[START OF DATA FOR PROCESSING]

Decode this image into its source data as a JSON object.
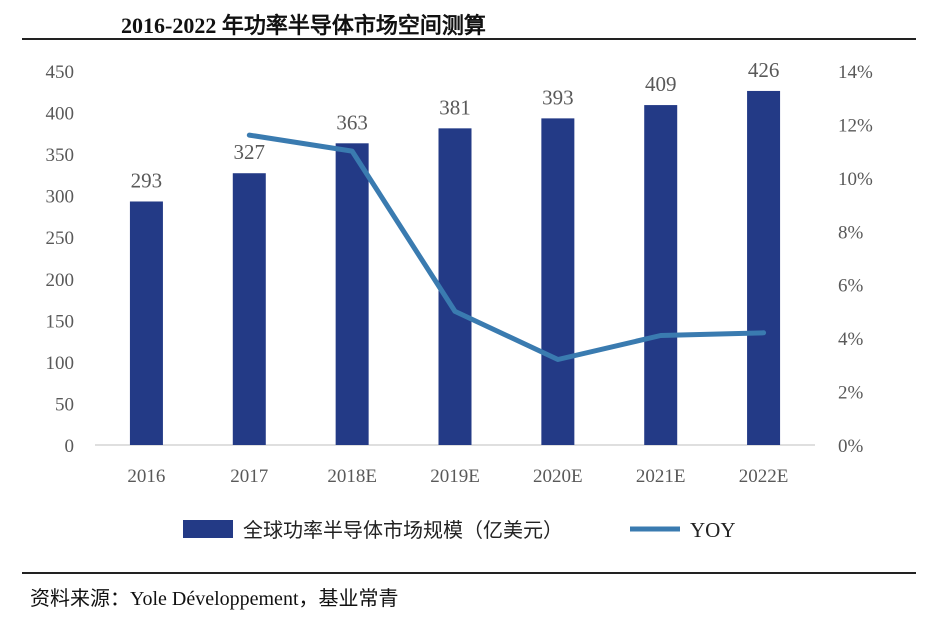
{
  "title": "2016-2022 年功率半导体市场空间测算",
  "source": "资料来源：Yole Développement，基业常青",
  "colors": {
    "bar": "#233a86",
    "line": "#3a7bb0",
    "axis_text": "#595959",
    "axis_line": "#bfbfbf"
  },
  "chart_data": {
    "type": "bar",
    "categories": [
      "2016",
      "2017",
      "2018E",
      "2019E",
      "2020E",
      "2021E",
      "2022E"
    ],
    "series": [
      {
        "name": "全球功率半导体市场规模（亿美元）",
        "type": "bar",
        "axis": "left",
        "values": [
          293,
          327,
          363,
          381,
          393,
          409,
          426
        ],
        "data_labels": [
          "293",
          "327",
          "363",
          "381",
          "393",
          "409",
          "426"
        ]
      },
      {
        "name": "YOY",
        "type": "line",
        "axis": "right",
        "values": [
          null,
          0.116,
          0.11,
          0.05,
          0.032,
          0.041,
          0.042
        ]
      }
    ],
    "y_left": {
      "range": [
        0,
        450
      ],
      "ticks": [
        "0",
        "50",
        "100",
        "150",
        "200",
        "250",
        "300",
        "350",
        "400",
        "450"
      ]
    },
    "y_right": {
      "range": [
        0,
        0.14
      ],
      "ticks": [
        "0%",
        "2%",
        "4%",
        "6%",
        "8%",
        "10%",
        "12%",
        "14%"
      ]
    },
    "grid": false,
    "legend": {
      "position": "bottom",
      "items": [
        "全球功率半导体市场规模（亿美元）",
        "YOY"
      ]
    }
  }
}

[END OF DATA FOR PROCESSING]

• _WHAT IS ASKED_: Transcribe all of the material exactly, leaving out whatever pictures it contains.

• _IN RESPONSE_:
Decode this image into its source data as a JSON object.
{
  "title": "2016-2022 年功率半导体市场空间测算",
  "source": "资料来源：Yole Développement，基业常青",
  "colors": {
    "bar": "#233a86",
    "line": "#3a7bb0",
    "axis_text": "#595959",
    "axis_line": "#bfbfbf"
  },
  "chart_data": {
    "type": "bar",
    "categories": [
      "2016",
      "2017",
      "2018E",
      "2019E",
      "2020E",
      "2021E",
      "2022E"
    ],
    "series": [
      {
        "name": "全球功率半导体市场规模（亿美元）",
        "type": "bar",
        "axis": "left",
        "values": [
          293,
          327,
          363,
          381,
          393,
          409,
          426
        ],
        "data_labels": [
          "293",
          "327",
          "363",
          "381",
          "393",
          "409",
          "426"
        ]
      },
      {
        "name": "YOY",
        "type": "line",
        "axis": "right",
        "values": [
          null,
          0.116,
          0.11,
          0.05,
          0.032,
          0.041,
          0.042
        ]
      }
    ],
    "y_left": {
      "range": [
        0,
        450
      ],
      "ticks": [
        "0",
        "50",
        "100",
        "150",
        "200",
        "250",
        "300",
        "350",
        "400",
        "450"
      ]
    },
    "y_right": {
      "range": [
        0,
        0.14
      ],
      "ticks": [
        "0%",
        "2%",
        "4%",
        "6%",
        "8%",
        "10%",
        "12%",
        "14%"
      ]
    },
    "grid": false,
    "legend": {
      "position": "bottom",
      "items": [
        "全球功率半导体市场规模（亿美元）",
        "YOY"
      ]
    }
  }
}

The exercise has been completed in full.